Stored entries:
Start

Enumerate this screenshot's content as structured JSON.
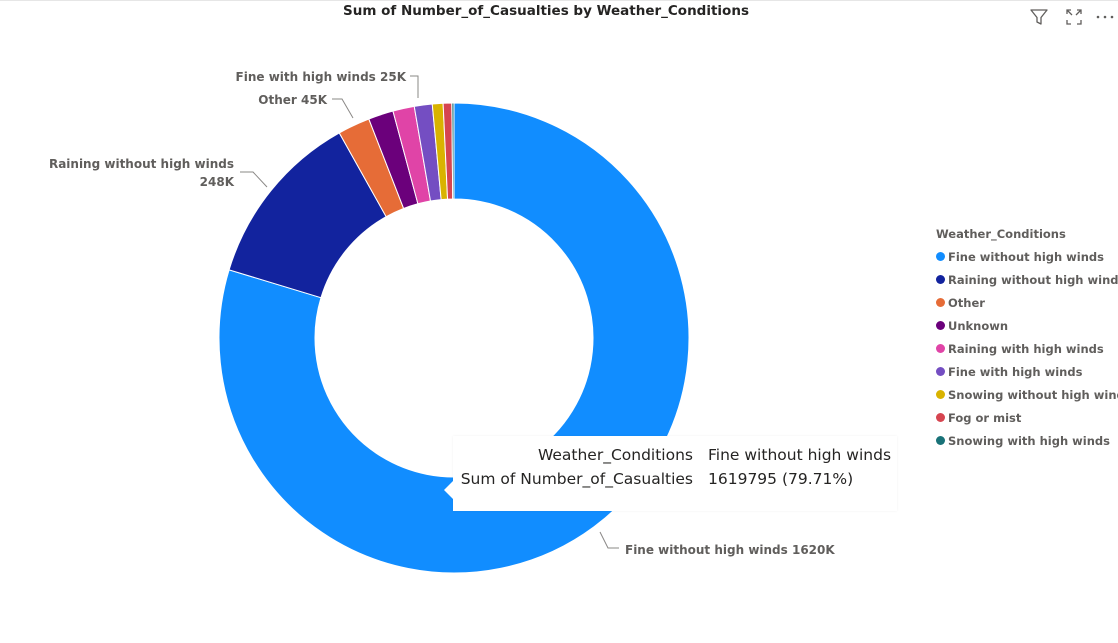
{
  "title": "Sum of Number_of_Casualties by Weather_Conditions",
  "header_icons": [
    "filter-icon",
    "focus-mode-icon",
    "more-options-icon"
  ],
  "chart_data": {
    "type": "donut",
    "title": "Sum of Number_of_Casualties by Weather_Conditions",
    "legend_title": "Weather_Conditions",
    "legend_position": "right",
    "slices": [
      {
        "name": "Fine without high winds",
        "value": 1619795,
        "color": "#118DFF",
        "label": "Fine without high winds 1620K"
      },
      {
        "name": "Raining without high winds",
        "value": 248000,
        "color": "#12239E",
        "label": "Raining without high winds 248K"
      },
      {
        "name": "Other",
        "value": 45000,
        "color": "#E66C37",
        "label": "Other 45K"
      },
      {
        "name": "Unknown",
        "value": 35000,
        "color": "#6B007B",
        "label": ""
      },
      {
        "name": "Raining with high winds",
        "value": 30000,
        "color": "#E044A7",
        "label": ""
      },
      {
        "name": "Fine with high winds",
        "value": 25000,
        "color": "#744EC2",
        "label": "Fine with high winds 25K"
      },
      {
        "name": "Snowing without high winds",
        "value": 15000,
        "color": "#D9B300",
        "label": ""
      },
      {
        "name": "Fog or mist",
        "value": 12000,
        "color": "#D64550",
        "label": ""
      },
      {
        "name": "Snowing with high winds",
        "value": 3000,
        "color": "#197278",
        "label": ""
      }
    ]
  },
  "tooltip": {
    "rows": [
      {
        "key": "Weather_Conditions",
        "value": "Fine without high winds"
      },
      {
        "key": "Sum of Number_of_Casualties",
        "value": "1619795 (79.71%)"
      }
    ]
  }
}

End

**What to produce:** Every record gets retyped exactly; no picture goes into the copy.

**Answer to this exercise:**
Enumerate this screenshot's content as structured JSON.
{
  "title": "Sum of Number_of_Casualties by Weather_Conditions",
  "header_icons": [
    "filter-icon",
    "focus-mode-icon",
    "more-options-icon"
  ],
  "chart_data": {
    "type": "donut",
    "title": "Sum of Number_of_Casualties by Weather_Conditions",
    "legend_title": "Weather_Conditions",
    "legend_position": "right",
    "slices": [
      {
        "name": "Fine without high winds",
        "value": 1619795,
        "color": "#118DFF",
        "label": "Fine without high winds 1620K"
      },
      {
        "name": "Raining without high winds",
        "value": 248000,
        "color": "#12239E",
        "label": "Raining without high winds 248K"
      },
      {
        "name": "Other",
        "value": 45000,
        "color": "#E66C37",
        "label": "Other 45K"
      },
      {
        "name": "Unknown",
        "value": 35000,
        "color": "#6B007B",
        "label": ""
      },
      {
        "name": "Raining with high winds",
        "value": 30000,
        "color": "#E044A7",
        "label": ""
      },
      {
        "name": "Fine with high winds",
        "value": 25000,
        "color": "#744EC2",
        "label": "Fine with high winds 25K"
      },
      {
        "name": "Snowing without high winds",
        "value": 15000,
        "color": "#D9B300",
        "label": ""
      },
      {
        "name": "Fog or mist",
        "value": 12000,
        "color": "#D64550",
        "label": ""
      },
      {
        "name": "Snowing with high winds",
        "value": 3000,
        "color": "#197278",
        "label": ""
      }
    ]
  },
  "tooltip": {
    "rows": [
      {
        "key": "Weather_Conditions",
        "value": "Fine without high winds"
      },
      {
        "key": "Sum of Number_of_Casualties",
        "value": "1619795 (79.71%)"
      }
    ]
  }
}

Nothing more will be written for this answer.